# [SET PROBLEM]
All records should be reproduced verbatim.

# [Extracts from a graphics dataset]
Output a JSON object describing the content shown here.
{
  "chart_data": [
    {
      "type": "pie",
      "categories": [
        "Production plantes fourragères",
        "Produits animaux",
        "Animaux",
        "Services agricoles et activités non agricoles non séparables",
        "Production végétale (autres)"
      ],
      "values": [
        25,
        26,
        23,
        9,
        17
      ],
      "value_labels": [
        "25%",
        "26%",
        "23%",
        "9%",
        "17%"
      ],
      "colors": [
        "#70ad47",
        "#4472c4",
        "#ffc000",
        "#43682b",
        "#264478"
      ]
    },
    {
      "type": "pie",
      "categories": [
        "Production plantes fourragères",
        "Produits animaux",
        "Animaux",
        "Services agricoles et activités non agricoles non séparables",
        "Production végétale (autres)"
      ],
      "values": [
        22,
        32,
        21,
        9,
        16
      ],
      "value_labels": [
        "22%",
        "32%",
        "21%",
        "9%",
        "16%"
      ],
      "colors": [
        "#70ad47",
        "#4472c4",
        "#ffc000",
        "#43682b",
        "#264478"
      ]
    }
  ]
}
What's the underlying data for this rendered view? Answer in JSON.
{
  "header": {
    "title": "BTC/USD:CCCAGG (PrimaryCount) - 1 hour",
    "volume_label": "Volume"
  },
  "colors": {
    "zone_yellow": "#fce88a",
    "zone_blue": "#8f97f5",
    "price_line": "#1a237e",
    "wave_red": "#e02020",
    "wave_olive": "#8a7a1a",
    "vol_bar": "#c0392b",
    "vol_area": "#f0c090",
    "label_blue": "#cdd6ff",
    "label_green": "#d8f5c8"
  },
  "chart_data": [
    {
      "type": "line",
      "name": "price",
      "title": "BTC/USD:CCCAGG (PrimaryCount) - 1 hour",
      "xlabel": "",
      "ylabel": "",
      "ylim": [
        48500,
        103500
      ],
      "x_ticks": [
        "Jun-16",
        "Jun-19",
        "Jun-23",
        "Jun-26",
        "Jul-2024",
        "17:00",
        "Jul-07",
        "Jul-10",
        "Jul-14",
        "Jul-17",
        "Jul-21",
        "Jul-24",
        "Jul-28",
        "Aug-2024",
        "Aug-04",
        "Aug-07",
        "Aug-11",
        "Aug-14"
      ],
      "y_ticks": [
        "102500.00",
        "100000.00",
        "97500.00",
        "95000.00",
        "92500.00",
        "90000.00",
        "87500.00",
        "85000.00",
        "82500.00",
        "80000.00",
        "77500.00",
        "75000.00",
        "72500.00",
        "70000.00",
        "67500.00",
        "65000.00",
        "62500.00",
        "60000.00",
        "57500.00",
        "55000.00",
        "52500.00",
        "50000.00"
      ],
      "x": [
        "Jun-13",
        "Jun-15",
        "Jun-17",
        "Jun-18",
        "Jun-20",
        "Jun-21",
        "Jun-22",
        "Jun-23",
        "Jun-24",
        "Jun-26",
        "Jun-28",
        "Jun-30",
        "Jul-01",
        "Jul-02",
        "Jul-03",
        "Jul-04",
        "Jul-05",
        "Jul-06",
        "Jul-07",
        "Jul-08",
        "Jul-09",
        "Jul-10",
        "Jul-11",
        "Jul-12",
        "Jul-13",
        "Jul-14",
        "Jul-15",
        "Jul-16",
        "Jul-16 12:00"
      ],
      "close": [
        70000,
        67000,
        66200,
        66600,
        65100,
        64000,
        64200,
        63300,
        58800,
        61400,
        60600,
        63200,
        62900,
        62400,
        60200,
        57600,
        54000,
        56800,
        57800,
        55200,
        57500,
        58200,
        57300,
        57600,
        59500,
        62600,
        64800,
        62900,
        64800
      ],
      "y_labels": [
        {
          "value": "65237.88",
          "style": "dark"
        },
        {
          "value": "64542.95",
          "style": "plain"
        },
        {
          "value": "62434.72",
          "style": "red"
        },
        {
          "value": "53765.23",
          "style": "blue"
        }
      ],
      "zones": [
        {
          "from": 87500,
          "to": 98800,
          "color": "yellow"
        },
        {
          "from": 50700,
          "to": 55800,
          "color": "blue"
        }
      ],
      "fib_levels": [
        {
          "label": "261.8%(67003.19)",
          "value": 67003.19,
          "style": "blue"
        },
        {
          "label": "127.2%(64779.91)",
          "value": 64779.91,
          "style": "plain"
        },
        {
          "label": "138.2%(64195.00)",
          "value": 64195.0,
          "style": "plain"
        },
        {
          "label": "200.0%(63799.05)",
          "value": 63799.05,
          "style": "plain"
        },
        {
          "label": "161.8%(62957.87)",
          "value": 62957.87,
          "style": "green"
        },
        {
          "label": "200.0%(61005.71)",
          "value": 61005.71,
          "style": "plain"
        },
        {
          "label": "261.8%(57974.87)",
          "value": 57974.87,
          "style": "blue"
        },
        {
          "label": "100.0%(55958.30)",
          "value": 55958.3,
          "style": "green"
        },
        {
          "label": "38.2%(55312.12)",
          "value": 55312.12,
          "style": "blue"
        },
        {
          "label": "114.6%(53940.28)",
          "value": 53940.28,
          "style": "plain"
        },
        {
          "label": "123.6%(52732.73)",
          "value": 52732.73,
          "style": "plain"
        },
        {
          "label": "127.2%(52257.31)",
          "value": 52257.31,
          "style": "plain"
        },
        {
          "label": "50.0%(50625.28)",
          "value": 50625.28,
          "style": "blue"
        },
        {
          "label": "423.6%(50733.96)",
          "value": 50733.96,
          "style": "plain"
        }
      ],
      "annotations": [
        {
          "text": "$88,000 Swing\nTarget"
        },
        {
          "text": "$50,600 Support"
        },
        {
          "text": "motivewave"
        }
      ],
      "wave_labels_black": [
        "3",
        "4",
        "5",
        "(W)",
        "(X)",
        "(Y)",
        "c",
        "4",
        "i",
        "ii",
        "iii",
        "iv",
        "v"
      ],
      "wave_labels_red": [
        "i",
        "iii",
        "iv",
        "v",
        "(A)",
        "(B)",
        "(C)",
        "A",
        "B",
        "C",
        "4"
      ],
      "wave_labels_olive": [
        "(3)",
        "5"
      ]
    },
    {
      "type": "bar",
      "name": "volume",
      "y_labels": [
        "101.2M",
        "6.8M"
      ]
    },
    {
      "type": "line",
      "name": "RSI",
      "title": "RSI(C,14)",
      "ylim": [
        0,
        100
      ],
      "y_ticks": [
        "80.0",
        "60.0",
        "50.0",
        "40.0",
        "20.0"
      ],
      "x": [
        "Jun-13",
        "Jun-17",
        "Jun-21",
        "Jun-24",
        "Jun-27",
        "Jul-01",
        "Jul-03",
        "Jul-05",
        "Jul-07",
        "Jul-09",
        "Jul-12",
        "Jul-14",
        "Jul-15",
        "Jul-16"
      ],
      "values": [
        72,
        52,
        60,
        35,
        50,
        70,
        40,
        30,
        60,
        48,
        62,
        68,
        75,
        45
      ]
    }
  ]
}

# [ANSWER TO THIS TASK]
Output a JSON object describing the content shown here.
{
  "chart_data": [
    {
      "type": "pie",
      "categories": [
        "Production plantes fourragères",
        "Produits animaux",
        "Animaux",
        "Services agricoles et activités non agricoles non séparables",
        "Production végétale (autres)"
      ],
      "values": [
        25,
        26,
        23,
        9,
        17
      ],
      "value_labels": [
        "25%",
        "26%",
        "23%",
        "9%",
        "17%"
      ],
      "colors": [
        "#70ad47",
        "#4472c4",
        "#ffc000",
        "#43682b",
        "#264478"
      ]
    },
    {
      "type": "pie",
      "categories": [
        "Production plantes fourragères",
        "Produits animaux",
        "Animaux",
        "Services agricoles et activités non agricoles non séparables",
        "Production végétale (autres)"
      ],
      "values": [
        22,
        32,
        21,
        9,
        16
      ],
      "value_labels": [
        "22%",
        "32%",
        "21%",
        "9%",
        "16%"
      ],
      "colors": [
        "#70ad47",
        "#4472c4",
        "#ffc000",
        "#43682b",
        "#264478"
      ]
    }
  ]
}
What's the underlying data for this rendered view? Answer in JSON.
{
  "header": {
    "title": "BTC/USD:CCCAGG (PrimaryCount) - 1 hour",
    "volume_label": "Volume"
  },
  "colors": {
    "zone_yellow": "#fce88a",
    "zone_blue": "#8f97f5",
    "price_line": "#1a237e",
    "wave_red": "#e02020",
    "wave_olive": "#8a7a1a",
    "vol_bar": "#c0392b",
    "vol_area": "#f0c090",
    "label_blue": "#cdd6ff",
    "label_green": "#d8f5c8"
  },
  "chart_data": [
    {
      "type": "line",
      "name": "price",
      "title": "BTC/USD:CCCAGG (PrimaryCount) - 1 hour",
      "xlabel": "",
      "ylabel": "",
      "ylim": [
        48500,
        103500
      ],
      "x_ticks": [
        "Jun-16",
        "Jun-19",
        "Jun-23",
        "Jun-26",
        "Jul-2024",
        "17:00",
        "Jul-07",
        "Jul-10",
        "Jul-14",
        "Jul-17",
        "Jul-21",
        "Jul-24",
        "Jul-28",
        "Aug-2024",
        "Aug-04",
        "Aug-07",
        "Aug-11",
        "Aug-14"
      ],
      "y_ticks": [
        "102500.00",
        "100000.00",
        "97500.00",
        "95000.00",
        "92500.00",
        "90000.00",
        "87500.00",
        "85000.00",
        "82500.00",
        "80000.00",
        "77500.00",
        "75000.00",
        "72500.00",
        "70000.00",
        "67500.00",
        "65000.00",
        "62500.00",
        "60000.00",
        "57500.00",
        "55000.00",
        "52500.00",
        "50000.00"
      ],
      "x": [
        "Jun-13",
        "Jun-15",
        "Jun-17",
        "Jun-18",
        "Jun-20",
        "Jun-21",
        "Jun-22",
        "Jun-23",
        "Jun-24",
        "Jun-26",
        "Jun-28",
        "Jun-30",
        "Jul-01",
        "Jul-02",
        "Jul-03",
        "Jul-04",
        "Jul-05",
        "Jul-06",
        "Jul-07",
        "Jul-08",
        "Jul-09",
        "Jul-10",
        "Jul-11",
        "Jul-12",
        "Jul-13",
        "Jul-14",
        "Jul-15",
        "Jul-16",
        "Jul-16 12:00"
      ],
      "close": [
        70000,
        67000,
        66200,
        66600,
        65100,
        64000,
        64200,
        63300,
        58800,
        61400,
        60600,
        63200,
        62900,
        62400,
        60200,
        57600,
        54000,
        56800,
        57800,
        55200,
        57500,
        58200,
        57300,
        57600,
        59500,
        62600,
        64800,
        62900,
        64800
      ],
      "y_labels": [
        {
          "value": "65237.88",
          "style": "dark"
        },
        {
          "value": "64542.95",
          "style": "plain"
        },
        {
          "value": "62434.72",
          "style": "red"
        },
        {
          "value": "53765.23",
          "style": "blue"
        }
      ],
      "zones": [
        {
          "from": 87500,
          "to": 98800,
          "color": "yellow"
        },
        {
          "from": 50700,
          "to": 55800,
          "color": "blue"
        }
      ],
      "fib_levels": [
        {
          "label": "261.8%(67003.19)",
          "value": 67003.19,
          "style": "blue"
        },
        {
          "label": "127.2%(64779.91)",
          "value": 64779.91,
          "style": "plain"
        },
        {
          "label": "138.2%(64195.00)",
          "value": 64195.0,
          "style": "plain"
        },
        {
          "label": "200.0%(63799.05)",
          "value": 63799.05,
          "style": "plain"
        },
        {
          "label": "161.8%(62957.87)",
          "value": 62957.87,
          "style": "green"
        },
        {
          "label": "200.0%(61005.71)",
          "value": 61005.71,
          "style": "plain"
        },
        {
          "label": "261.8%(57974.87)",
          "value": 57974.87,
          "style": "blue"
        },
        {
          "label": "100.0%(55958.30)",
          "value": 55958.3,
          "style": "green"
        },
        {
          "label": "38.2%(55312.12)",
          "value": 55312.12,
          "style": "blue"
        },
        {
          "label": "114.6%(53940.28)",
          "value": 53940.28,
          "style": "plain"
        },
        {
          "label": "123.6%(52732.73)",
          "value": 52732.73,
          "style": "plain"
        },
        {
          "label": "127.2%(52257.31)",
          "value": 52257.31,
          "style": "plain"
        },
        {
          "label": "50.0%(50625.28)",
          "value": 50625.28,
          "style": "blue"
        },
        {
          "label": "423.6%(50733.96)",
          "value": 50733.96,
          "style": "plain"
        }
      ],
      "annotations": [
        {
          "text": "$88,000 Swing\nTarget"
        },
        {
          "text": "$50,600 Support"
        },
        {
          "text": "motivewave"
        }
      ],
      "wave_labels_black": [
        "3",
        "4",
        "5",
        "(W)",
        "(X)",
        "(Y)",
        "c",
        "4",
        "i",
        "ii",
        "iii",
        "iv",
        "v"
      ],
      "wave_labels_red": [
        "i",
        "iii",
        "iv",
        "v",
        "(A)",
        "(B)",
        "(C)",
        "A",
        "B",
        "C",
        "4"
      ],
      "wave_labels_olive": [
        "(3)",
        "5"
      ]
    },
    {
      "type": "bar",
      "name": "volume",
      "y_labels": [
        "101.2M",
        "6.8M"
      ]
    },
    {
      "type": "line",
      "name": "RSI",
      "title": "RSI(C,14)",
      "ylim": [
        0,
        100
      ],
      "y_ticks": [
        "80.0",
        "60.0",
        "50.0",
        "40.0",
        "20.0"
      ],
      "x": [
        "Jun-13",
        "Jun-17",
        "Jun-21",
        "Jun-24",
        "Jun-27",
        "Jul-01",
        "Jul-03",
        "Jul-05",
        "Jul-07",
        "Jul-09",
        "Jul-12",
        "Jul-14",
        "Jul-15",
        "Jul-16"
      ],
      "values": [
        72,
        52,
        60,
        35,
        50,
        70,
        40,
        30,
        60,
        48,
        62,
        68,
        75,
        45
      ]
    }
  ]
}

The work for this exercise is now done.